→ **AIM A**
Answer these questions using the text on time complexity:
(i) What everyday task is given as an example of O(log N)?
(ii) Which time complexity does the text assign to sorting a deck of cards with merge sort?
(iii) Which three sorting algorithms are listed as examples of quadratic time complexity?

— begin PROVIDED TEXT —

O(N) – Linear time complexity – describes an algorithm (usually a loop) whose performance will grow linearly and in direct proportion to the size of the input data set. For example, if the array has 10 items, we have to print 10 times. If it has 1,000 items, we have to print 1,000 times.

//if we used for loop to print out the values of the arrays
for (var i = 0; i < array.length; i++) {
  console.log(array[i]);
}

 

O(log N) – Logarithmic time complexity – describes an algorithm where have a large set of data and you halve the dataset at each iteration until you get the result that you’re looking for.  An example of this is finding a word in a dictionary (binary search).   Sorting a deck of cards (merge sort) would be O(N log N).

Other examples:

Example 1:
for (var i = 1; i < n; i = i * 2)
  console.log(i);
}
Example 2:
for (i = n; i >= 1; i = i/2)
 console.log(i);
}

 

O(N2) – Quadratic time complexity – represents an algorithm whose performance is directly proportional to the square of the size of the input data set. This is common with algorithms that involve nested iterations over the data set. Deeper nested iterations will result in O(N3), O(N4) etc.  Examples include checking for duplicates in a deck of cards, bubble sort, selection sort, or insertion sort.

— end PROVIDED TEXT —
— begin DATASET —

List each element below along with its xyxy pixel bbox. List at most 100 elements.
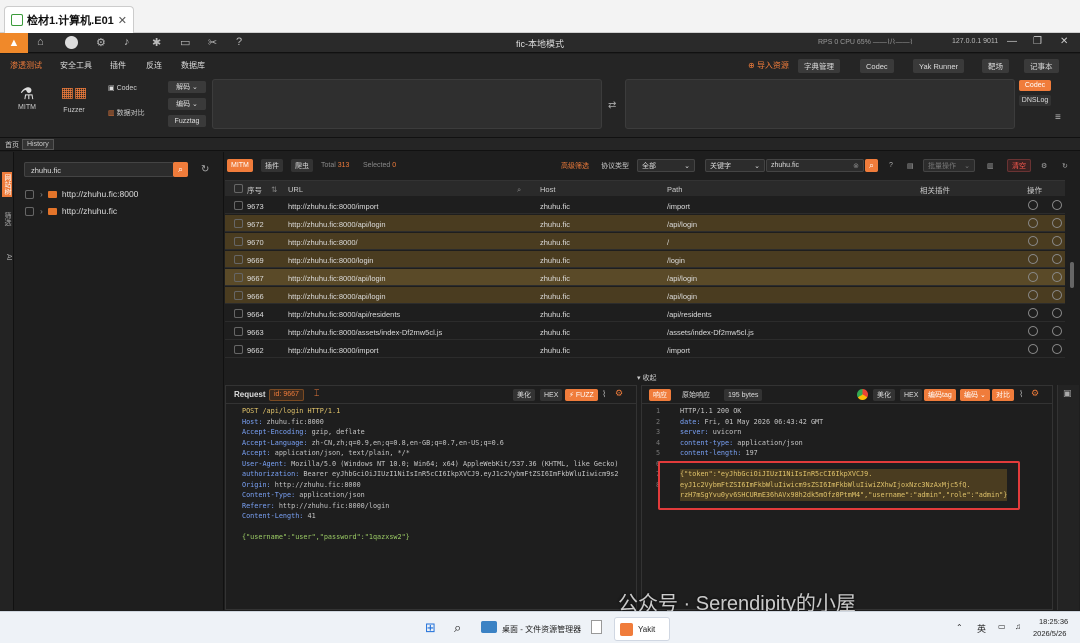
dictionary-button[interactable]: 字典管理	[798, 59, 840, 73]
tree-item[interactable]: › http://zhuhu.fic:8000	[25, 189, 138, 199]
open-icon[interactable]	[1052, 200, 1062, 210]
encode-dropdown[interactable]: 编码 ⌄	[960, 389, 990, 401]
row-checkbox[interactable]	[234, 237, 243, 246]
menu-security-tools[interactable]: 安全工具	[60, 60, 92, 71]
codec-button[interactable]: Codec	[860, 59, 894, 73]
details-icon[interactable]	[1028, 326, 1038, 336]
gear-icon[interactable]: ⚙	[1037, 159, 1051, 172]
row-checkbox[interactable]	[234, 309, 243, 318]
batch-action-select[interactable]: 批量操作 ⌄	[923, 159, 975, 172]
menu-pentest[interactable]: 渗透测试	[10, 60, 42, 71]
keyword-select[interactable]: 关键字 ⌄	[705, 159, 765, 172]
open-icon[interactable]	[1052, 218, 1062, 228]
tab-history[interactable]: History	[22, 139, 54, 150]
hex-button[interactable]: HEX	[900, 389, 923, 401]
open-icon[interactable]	[1052, 344, 1062, 354]
help-icon[interactable]: ?	[885, 159, 897, 172]
search-icon[interactable]: ⌕	[517, 185, 521, 195]
details-icon[interactable]	[1028, 200, 1038, 210]
close-icon[interactable]: ✕	[118, 14, 127, 27]
search-icon[interactable]: ⌕	[454, 620, 461, 636]
volume-icon[interactable]: ♫	[1015, 622, 1021, 631]
chevron-right-icon[interactable]: ›	[40, 206, 43, 216]
tree-item[interactable]: › http://zhuhu.fic	[25, 206, 117, 216]
open-icon[interactable]	[1052, 308, 1062, 318]
tree-checkbox[interactable]	[25, 206, 34, 216]
details-icon[interactable]	[1028, 308, 1038, 318]
gear-icon[interactable]: ⚙	[1031, 388, 1039, 399]
encode-dropdown[interactable]: 编码 ⌄	[168, 98, 206, 110]
notepad-button[interactable]: 记事本	[1024, 59, 1059, 73]
row-checkbox[interactable]	[234, 273, 243, 282]
list-icon[interactable]: ≡	[1055, 112, 1061, 123]
table-row[interactable]: 9666 http://zhuhu.fic:8000/api/login zhuhu…	[225, 287, 1065, 304]
row-checkbox[interactable]	[234, 219, 243, 228]
search-icon[interactable]: ⌕	[173, 162, 188, 177]
table-row[interactable]: 9662 http://zhuhu.fic:8000/import zhuhu.fi…	[225, 341, 1065, 358]
ime-indicator[interactable]: 英	[977, 622, 986, 635]
details-icon[interactable]	[1028, 272, 1038, 282]
minimize-icon[interactable]: —	[1007, 36, 1017, 47]
fuzz-button[interactable]: ⚡ FUZZ	[565, 389, 598, 401]
taskbar-yakit[interactable]: Yakit	[614, 617, 670, 641]
swap-icon[interactable]: ⇄	[608, 100, 616, 111]
dnslog-side-button[interactable]: DNSLog	[1019, 95, 1051, 106]
col-path[interactable]: Path	[667, 185, 682, 194]
select-all-checkbox[interactable]	[234, 184, 243, 193]
vm-tab[interactable]: 检材1.计算机.E01 ✕	[4, 6, 134, 33]
row-checkbox[interactable]	[234, 327, 243, 336]
col-id[interactable]: 序号	[247, 185, 262, 196]
clear-input-icon[interactable]: ⊗	[853, 162, 859, 170]
scrollbar[interactable]	[1070, 262, 1074, 288]
table-row[interactable]: 9669 http://zhuhu.fic:8000/login zhuhu.fic…	[225, 251, 1065, 268]
tab-raw-response[interactable]: 原始响应	[678, 389, 714, 401]
filter-crawler[interactable]: 爬虫	[291, 159, 313, 172]
encode-tag-button[interactable]: 编码tag	[924, 389, 956, 401]
site-search-input[interactable]: zhuhu.fic	[24, 162, 174, 177]
search-icon[interactable]: ⌕	[865, 159, 879, 172]
filter-mitm[interactable]: MITM	[227, 159, 253, 172]
refresh-icon[interactable]: ↻	[201, 164, 209, 175]
compare-tool[interactable]: ▥ 数据对比	[108, 108, 164, 118]
open-icon[interactable]	[1052, 236, 1062, 246]
compare-button[interactable]: 对比	[992, 389, 1014, 401]
fuzztag-button[interactable]: Fuzztag	[168, 115, 206, 127]
keyword-input[interactable]: zhuhu.fic ⊗	[766, 159, 864, 172]
beautify-button[interactable]: 美化	[873, 389, 895, 401]
details-icon[interactable]	[1028, 290, 1038, 300]
table-row[interactable]: 9670 http://zhuhu.fic:8000/zhuhu.fic /	[225, 233, 1065, 250]
yak-runner-button[interactable]: Yak Runner	[913, 59, 965, 73]
table-row[interactable]: 9673 http://zhuhu.fic:8000/import zhuhu.fi…	[225, 197, 1065, 214]
details-icon[interactable]	[1028, 254, 1038, 264]
row-checkbox[interactable]	[234, 291, 243, 300]
row-checkbox[interactable]	[234, 345, 243, 354]
tab-response[interactable]: 响应	[649, 389, 671, 401]
row-checkbox[interactable]	[234, 255, 243, 264]
col-url[interactable]: URL	[288, 185, 303, 194]
copy-icon[interactable]: ⌶	[314, 388, 319, 399]
details-icon[interactable]	[1028, 344, 1038, 354]
clear-button[interactable]: 清空	[1007, 159, 1031, 172]
mitm-tool[interactable]: ⚗ MITM	[12, 84, 42, 111]
collapse-button[interactable]: ▾ 收起	[637, 373, 656, 383]
menu-plugins[interactable]: 插件	[110, 60, 126, 71]
table-settings-icon[interactable]: ▥	[983, 159, 998, 172]
tab-home[interactable]: 首页	[1, 139, 23, 150]
refresh-icon[interactable]: ↻	[1058, 159, 1072, 172]
range-button[interactable]: 靶场	[982, 59, 1009, 73]
row-checkbox[interactable]	[234, 201, 243, 210]
chrome-icon[interactable]	[857, 389, 868, 400]
codec-output-area[interactable]	[625, 79, 1015, 129]
hex-button[interactable]: HEX	[540, 389, 563, 401]
wrap-icon[interactable]: ⌇	[1019, 389, 1023, 400]
table-row[interactable]: 9667 http://zhuhu.fic:8000/api/login zhuhu…	[225, 269, 1065, 286]
advanced-filter-button[interactable]: 高级筛选	[557, 159, 593, 172]
details-icon[interactable]	[1028, 236, 1038, 246]
tree-checkbox[interactable]	[25, 189, 34, 199]
table-row[interactable]: 9663 http://zhuhu.fic:8000/assets/index-D…	[225, 323, 1065, 340]
open-icon[interactable]	[1052, 254, 1062, 264]
table-row[interactable]: 9664 http://zhuhu.fic:8000/api/residents z…	[225, 305, 1065, 322]
export-icon[interactable]: ▤	[903, 159, 918, 172]
filter-plugin[interactable]: 插件	[261, 159, 283, 172]
notepad-icon[interactable]	[591, 620, 602, 634]
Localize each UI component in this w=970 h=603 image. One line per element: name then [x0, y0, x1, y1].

— end DATASET —

→ **AIM B**
In the listing, change "open-icon" to "launch-icon" in the lines from the line with "59, 840, 73]" to the line with "218, 1062, 228]". Return only those lines, with everything else left as it is.

→ **WRITTEN REPLY A**
(i) Finding a word in a dictionary (binary search).
(ii) O(N log N).
(iii) Bubble sort, selection sort, and insertion sort.

→ **WRITTEN REPLY B**
dictionary-button[interactable]: 字典管理	[798, 59, 840, 73]
tree-item[interactable]: › http://zhuhu.fic:8000	[25, 189, 138, 199]
launch-icon[interactable]	[1052, 200, 1062, 210]
encode-dropdown[interactable]: 编码 ⌄	[960, 389, 990, 401]
row-checkbox[interactable]	[234, 237, 243, 246]
menu-security-tools[interactable]: 安全工具	[60, 60, 92, 71]
codec-button[interactable]: Codec	[860, 59, 894, 73]
details-icon[interactable]	[1028, 326, 1038, 336]
gear-icon[interactable]: ⚙	[1037, 159, 1051, 172]
row-checkbox[interactable]	[234, 309, 243, 318]
batch-action-select[interactable]: 批量操作 ⌄	[923, 159, 975, 172]
menu-pentest[interactable]: 渗透测试	[10, 60, 42, 71]
keyword-select[interactable]: 关键字 ⌄	[705, 159, 765, 172]
launch-icon[interactable]	[1052, 218, 1062, 228]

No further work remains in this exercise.